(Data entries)
* start *

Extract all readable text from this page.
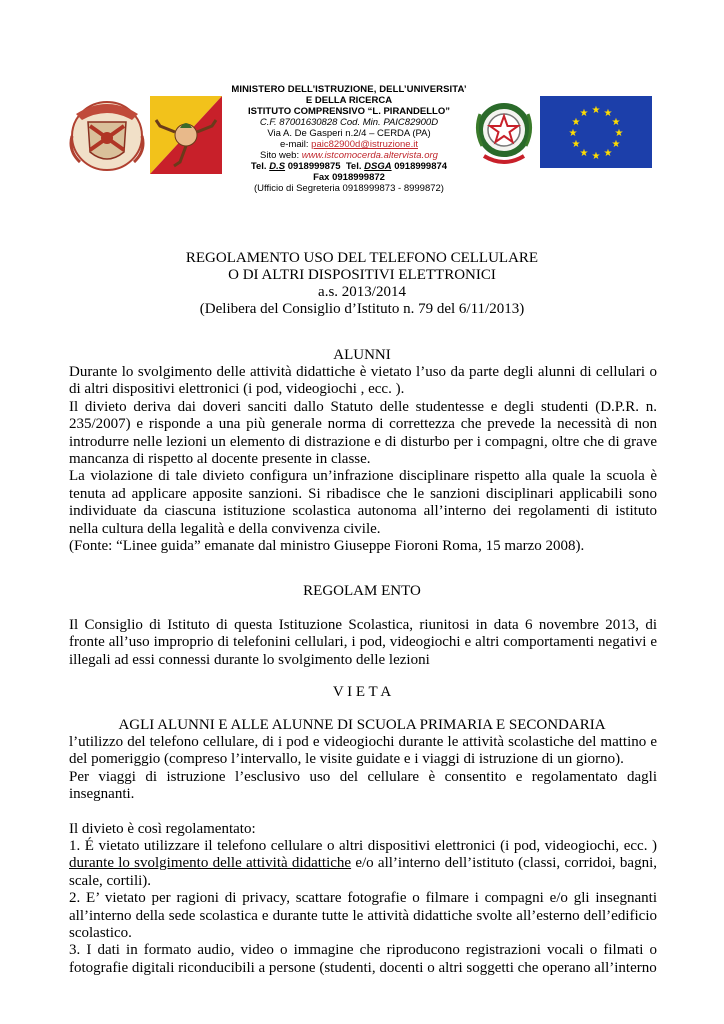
MINISTERO DELL’ISTRUZIONE, DELL’UNIVERSITA’
E DELLA RICERCA
ISTITUTO COMPRENSIVO “L. PIRANDELLO”
C.F. 87001630828 Cod. Min. PAIC82900D
Via A. De Gasperi n.2/4 – CERDA (PA)
e-mail: paic82900d@istruzione.it
Sito web: www.istcomocerda.altervista.org
Tel. D.S 0918999875 Tel. DSGA 0918999874
Fax 0918999872
(Ufficio di Segreteria 0918999873 - 8999872)
★ ★
★
★
★
★
★
★
★
★
★
★
REGOLAMENTO USO DEL TELEFONO CELLULARE
O DI ALTRI DISPOSITIVI ELETTRONICI
a.s. 2013/2014
(Delibera del Consiglio d’Istituto n. 79 del 6/11/2013)
ALUNNI

Durante lo svolgimento delle attività didattiche è vietato l’uso da parte degli alunni di cellulari o di altri dispositivi elettronici (i pod, videogiochi , ecc. ).

Il divieto deriva dai doveri sanciti dallo Statuto delle studentesse e degli studenti (D.P.R. n. 235/2007) e risponde a una più generale norma di correttezza che prevede la necessità di non introdurre nelle lezioni un elemento di distrazione e di disturbo per i compagni, oltre che di grave mancanza di rispetto al docente presente in classe.

La violazione di tale divieto configura un’infrazione disciplinare rispetto alla quale la scuola è tenuta ad applicare apposite sanzioni. Si ribadisce che le sanzioni disciplinari applicabili sono individuate da ciascuna istituzione scolastica autonoma all’interno dei regolamenti di istituto nella cultura della legalità e della convivenza civile.

(Fonte: “Linee guida” emanate dal ministro Giuseppe Fioroni Roma, 15 marzo 2008).

REGOLAM ENTO

Il Consiglio di Istituto di questa Istituzione Scolastica, riunitosi in data 6 novembre 2013, di fronte all’uso improprio di telefonini cellulari, i pod, videogiochi e altri comportamenti negativi e illegali ad essi connessi durante lo svolgimento delle lezioni

V I E T A
AGLI ALUNNI E ALLE ALUNNE DI SCUOLA PRIMARIA E SECONDARIA

l’utilizzo del telefono cellulare, di i pod e videogiochi durante le attività scolastiche del mattino e del pomeriggio (compreso l’intervallo, le visite guidate e i viaggi di istruzione di un giorno).

Per viaggi di istruzione l’esclusivo uso del cellulare è consentito e regolamentato dagli insegnanti.

Il divieto è così regolamentato:

1. É vietato utilizzare il telefono cellulare o altri dispositivi elettronici (i pod, videogiochi, ecc. ) durante lo svolgimento delle attività didattiche e/o all’interno dell’istituto (classi, corridoi, bagni, scale, cortili).

2. E’ vietato per ragioni di privacy, scattare fotografie o filmare i compagni e/o gli insegnanti all’interno della sede scolastica e durante tutte le attività didattiche svolte all’esterno dell’edificio scolastico.

3. I dati in formato audio, video o immagine che riproducono registrazioni vocali o filmati o fotografie digitali riconducibili a persone (studenti, docenti o altri soggetti che operano all’interno
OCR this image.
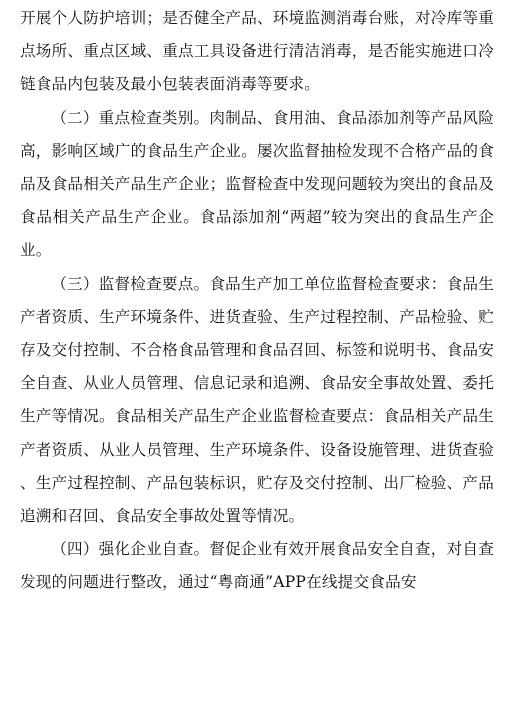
开展个人防护培训；是否健全产品、环境监测消毒台账，对冷库等重点场所、重点区域、重点工具设备进行清洁消毒，是否能实施进口冷链食品内包装及最小包装表面消毒等要求。

（二）重点检查类别。肉制品、食用油、食品添加剂等产品风险高，影响区域广的食品生产企业。屡次监督抽检发现不合格产品的食品及食品相关产品生产企业；监督检查中发现问题较为突出的食品及食品相关产品生产企业。食品添加剂“两超”较为突出的食品生产企业。

（三）监督检查要点。食品生产加工单位监督检查要求：食品生产者资质、生产环境条件、进货查验、生产过程控制、产品检验、贮存及交付控制、不合格食品管理和食品召回、标签和说明书、食品安全自查、从业人员管理、信息记录和追溯、食品安全事故处置、委托生产等情况。食品相关产品生产企业监督检查要点：食品相关产品生产者资质、从业人员管理、生产环境条件、设备设施管理、进货查验 、生产过程控制、产品包装标识，贮存及交付控制、出厂检验、产品追溯和召回、食品安全事故处置等情况。

（四）强化企业自查。督促企业有效开展食品安全自查，对自查发现的问题进行整改，通过“粤商通”APP在线提交食品安
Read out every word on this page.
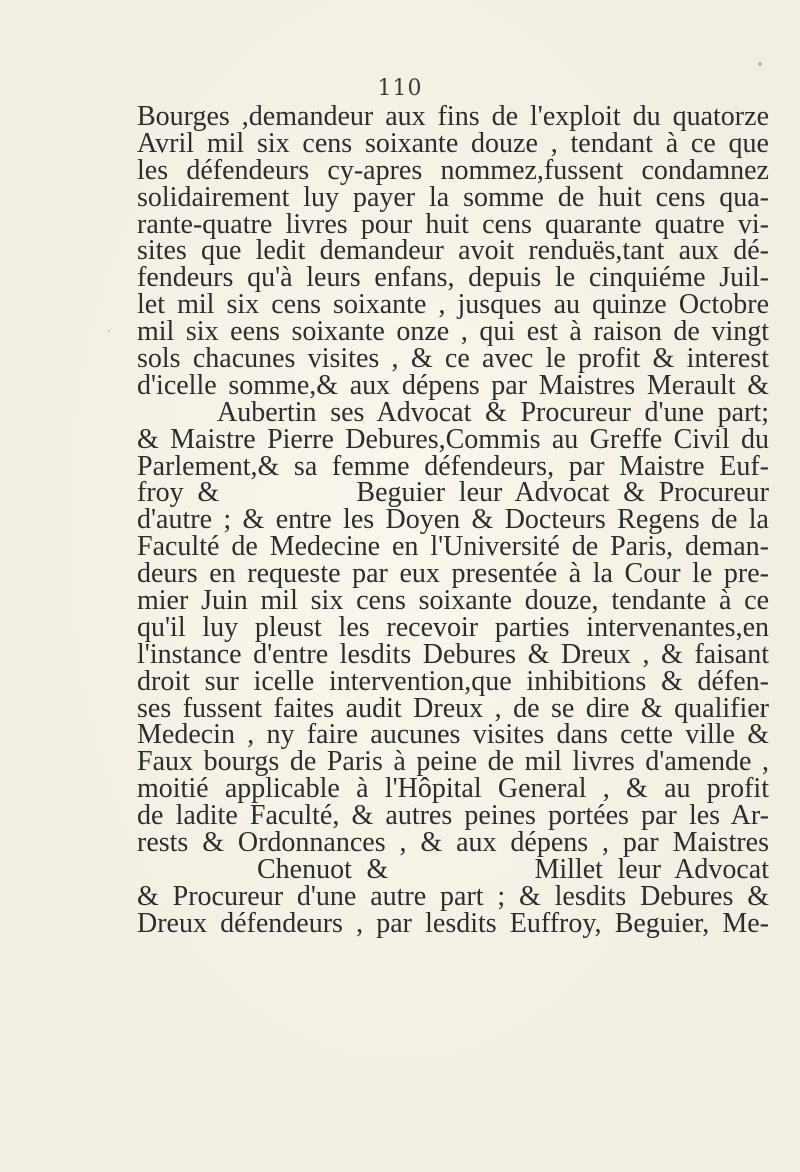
110
Bourges ,demandeur aux fins de l'exploit du quatorze
Avril mil six cens soixante douze , tendant à ce que
les défendeurs cy-apres nommez,fussent condamnez
solidairement luy payer la somme de huit cens qua-
rante-quatre livres pour huit cens quarante quatre vi-
sites que ledit demandeur avoit renduës,tant aux dé-
fendeurs qu'à leurs enfans, depuis le cinquiéme Juil-
let mil six cens soixante , jusques au quinze Octobre
mil six eens soixante onze , qui est à raison de vingt
sols chacunes visites , & ce avec le profit & interest
d'icelle somme,& aux dépens par Maistres Merault &
Aubertin ses Advocat & Procureur d'une part;
& Maistre Pierre Debures,Commis au Greffe Civil du
Parlement,& sa femme défendeurs, par Maistre Euf-
froy &          Beguier leur Advocat & Procureur
d'autre ; & entre les Doyen & Docteurs Regens de la
Faculté de Medecine en l'Université de Paris, deman-
deurs en requeste par eux presentée à la Cour le pre-
mier Juin mil six cens soixante douze, tendante à ce
qu'il luy pleust les recevoir parties intervenantes,en
l'instance d'entre lesdits Debures & Dreux , & faisant
droit sur icelle intervention,que inhibitions & défen-
ses fussent faites audit Dreux , de se dire & qualifier
Medecin , ny faire aucunes visites dans cette ville &
Faux bourgs de Paris à peine de mil livres d'amende ,
moitié applicable à l'Hôpital General , & au profit
de ladite Faculté, & autres peines portées par les Ar-
rests & Ordonnances , & aux dépens , par Maistres
Chenuot &          Millet leur Advocat
& Procureur d'une autre part ; & lesdits Debures &
Dreux défendeurs , par lesdits Euffroy, Beguier, Me-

* end *

● Exercise objective
Transcribe each line above verbatim, with the pictures left out.

● Full solution
Extract all readable text from this page.
MINISTERO DELL’ISTRUZIONE, DELL’UNIVERSITA’
E DELLA RICERCA
ISTITUTO COMPRENSIVO “L. PIRANDELLO”
C.F. 87001630828 Cod. Min. PAIC82900D
Via A. De Gasperi n.2/4 – CERDA (PA)
e-mail: paic82900d@istruzione.it
Sito web: www.istcomocerda.altervista.org
Tel. D.S 0918999875 Tel. DSGA 0918999874
Fax 0918999872
(Ufficio di Segreteria 0918999873 - 8999872)
★ ★
★
★
★
★
★
★
★
★
★
★
REGOLAMENTO USO DEL TELEFONO CELLULARE
O DI ALTRI DISPOSITIVI ELETTRONICI
a.s. 2013/2014
(Delibera del Consiglio d’Istituto n. 79 del 6/11/2013)
ALUNNI

Durante lo svolgimento delle attività didattiche è vietato l’uso da parte degli alunni di cellulari o di altri dispositivi elettronici (i pod, videogiochi , ecc. ).

Il divieto deriva dai doveri sanciti dallo Statuto delle studentesse e degli studenti (D.P.R. n. 235/2007) e risponde a una più generale norma di correttezza che prevede la necessità di non introdurre nelle lezioni un elemento di distrazione e di disturbo per i compagni, oltre che di grave mancanza di rispetto al docente presente in classe.

La violazione di tale divieto configura un’infrazione disciplinare rispetto alla quale la scuola è tenuta ad applicare apposite sanzioni. Si ribadisce che le sanzioni disciplinari applicabili sono individuate da ciascuna istituzione scolastica autonoma all’interno dei regolamenti di istituto nella cultura della legalità e della convivenza civile.

(Fonte: “Linee guida” emanate dal ministro Giuseppe Fioroni Roma, 15 marzo 2008).

REGOLAM ENTO

Il Consiglio di Istituto di questa Istituzione Scolastica, riunitosi in data 6 novembre 2013, di fronte all’uso improprio di telefonini cellulari, i pod, videogiochi e altri comportamenti negativi e illegali ad essi connessi durante lo svolgimento delle lezioni

V I E T A
AGLI ALUNNI E ALLE ALUNNE DI SCUOLA PRIMARIA E SECONDARIA

l’utilizzo del telefono cellulare, di i pod e videogiochi durante le attività scolastiche del mattino e del pomeriggio (compreso l’intervallo, le visite guidate e i viaggi di istruzione di un giorno).

Per viaggi di istruzione l’esclusivo uso del cellulare è consentito e regolamentato dagli insegnanti.

Il divieto è così regolamentato:

1. É vietato utilizzare il telefono cellulare o altri dispositivi elettronici (i pod, videogiochi, ecc. ) durante lo svolgimento delle attività didattiche e/o all’interno dell’istituto (classi, corridoi, bagni, scale, cortili).

2. E’ vietato per ragioni di privacy, scattare fotografie o filmare i compagni e/o gli insegnanti all’interno della sede scolastica e durante tutte le attività didattiche svolte all’esterno dell’edificio scolastico.

3. I dati in formato audio, video o immagine che riproducono registrazioni vocali o filmati o fotografie digitali riconducibili a persone (studenti, docenti o altri soggetti che operano all’interno
OCR this image.
开展个人防护培训；是否健全产品、环境监测消毒台账，对冷库等重点场所、重点区域、重点工具设备进行清洁消毒，是否能实施进口冷链食品内包装及最小包装表面消毒等要求。

（二）重点检查类别。肉制品、食用油、食品添加剂等产品风险高，影响区域广的食品生产企业。屡次监督抽检发现不合格产品的食品及食品相关产品生产企业；监督检查中发现问题较为突出的食品及食品相关产品生产企业。食品添加剂“两超”较为突出的食品生产企业。

（三）监督检查要点。食品生产加工单位监督检查要求：食品生产者资质、生产环境条件、进货查验、生产过程控制、产品检验、贮存及交付控制、不合格食品管理和食品召回、标签和说明书、食品安全自查、从业人员管理、信息记录和追溯、食品安全事故处置、委托生产等情况。食品相关产品生产企业监督检查要点：食品相关产品生产者资质、从业人员管理、生产环境条件、设备设施管理、进货查验 、生产过程控制、产品包装标识，贮存及交付控制、出厂检验、产品追溯和召回、食品安全事故处置等情况。

（四）强化企业自查。督促企业有效开展食品安全自查，对自查发现的问题进行整改，通过“粤商通”APP在线提交食品安
Read out every word on this page.
110
Bourges ,demandeur aux fins de l'exploit du quatorze
Avril mil six cens soixante douze , tendant à ce que
les défendeurs cy-apres nommez,fussent condamnez
solidairement luy payer la somme de huit cens qua-
rante-quatre livres pour huit cens quarante quatre vi-
sites que ledit demandeur avoit renduës,tant aux dé-
fendeurs qu'à leurs enfans, depuis le cinquiéme Juil-
let mil six cens soixante , jusques au quinze Octobre
mil six eens soixante onze , qui est à raison de vingt
sols chacunes visites , & ce avec le profit & interest
d'icelle somme,& aux dépens par Maistres Merault &
Aubertin ses Advocat & Procureur d'une part;
& Maistre Pierre Debures,Commis au Greffe Civil du
Parlement,& sa femme défendeurs, par Maistre Euf-
froy &          Beguier leur Advocat & Procureur
d'autre ; & entre les Doyen & Docteurs Regens de la
Faculté de Medecine en l'Université de Paris, deman-
deurs en requeste par eux presentée à la Cour le pre-
mier Juin mil six cens soixante douze, tendante à ce
qu'il luy pleust les recevoir parties intervenantes,en
l'instance d'entre lesdits Debures & Dreux , & faisant
droit sur icelle intervention,que inhibitions & défen-
ses fussent faites audit Dreux , de se dire & qualifier
Medecin , ny faire aucunes visites dans cette ville &
Faux bourgs de Paris à peine de mil livres d'amende ,
moitié applicable à l'Hôpital General , & au profit
de ladite Faculté, & autres peines portées par les Ar-
rests & Ordonnances , & aux dépens , par Maistres
Chenuot &          Millet leur Advocat
& Procureur d'une autre part ; & lesdits Debures &
Dreux défendeurs , par lesdits Euffroy, Beguier, Me-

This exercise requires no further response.